Count up the lines in the following listing that hold the word "CITY", then give only that count.

Entries with figure data:
/---
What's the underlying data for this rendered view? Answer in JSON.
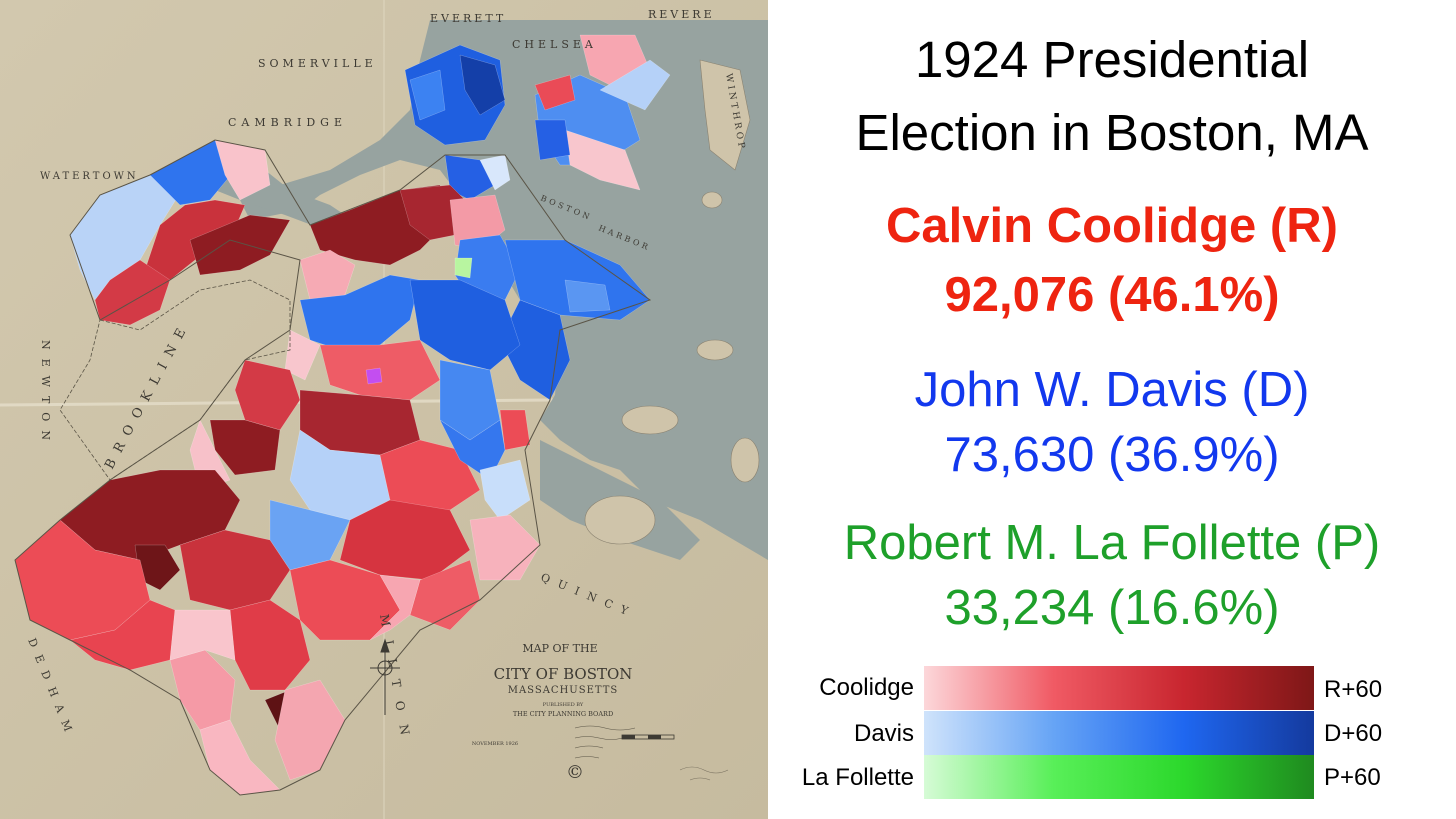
{
  "title": {
    "line1": "1924 Presidential",
    "line2": "Election in Boston, MA"
  },
  "candidates": [
    {
      "name": "Calvin Coolidge (R)",
      "result": "92,076 (46.1%)",
      "color": "#ee2410"
    },
    {
      "name": "John W. Davis (D)",
      "result": "73,630 (36.9%)",
      "color": "#1238ee"
    },
    {
      "name": "Robert M. La Follette (P)",
      "result": "33,234 (16.6%)",
      "color": "#1ea02a"
    }
  ],
  "legend": [
    {
      "label": "Coolidge",
      "max_label": "R+60",
      "gradient": [
        "#fcd7da",
        "#f05a64",
        "#c8262f",
        "#7e1717"
      ]
    },
    {
      "label": "Davis",
      "max_label": "D+60",
      "gradient": [
        "#cfe3fb",
        "#66a4f5",
        "#1f67f0",
        "#143a9e"
      ]
    },
    {
      "label": "La Follette",
      "max_label": "P+60",
      "gradient": [
        "#d6fbd6",
        "#58ef58",
        "#2cd82c",
        "#1f8a1f"
      ]
    }
  ],
  "map": {
    "header_title": "MAP OF THE",
    "city_title": "CITY OF BOSTON",
    "state_title": "MASSACHUSETTS",
    "published_by": "PUBLISHED BY",
    "publisher": "THE CITY PLANNING BOARD",
    "date": "NOVEMBER 1926",
    "copyright_mark": "©",
    "place_names": {
      "everett": "EVERETT",
      "revere": "REVERE",
      "chelsea": "CHELSEA",
      "somerville": "SOMERVILLE",
      "cambridge": "CAMBRIDGE",
      "watertown": "WATERTOWN",
      "brookline": "BROOKLINE",
      "newton": "NEWTON",
      "dedham": "DEDHAM",
      "milton": "MILTON",
      "quincy": "QUINCY",
      "winthrop": "WINTHROP",
      "boston_harbor_1": "BOSTON",
      "boston_harbor_2": "HARBOR"
    },
    "colors": {
      "paper": "#cfc4aa",
      "water": "#97a3a0",
      "r_light": "#f8aeb8",
      "r_mid": "#ec4c56",
      "r_dark": "#b52530",
      "r_darkest": "#6e1518",
      "d_light": "#bcd6fa",
      "d_mid": "#2f74ee",
      "d_dark": "#1848c8",
      "p_light": "#b8f5a0",
      "mixed": "#c34ef0"
    }
  }
}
\---
▶ _The reply_
2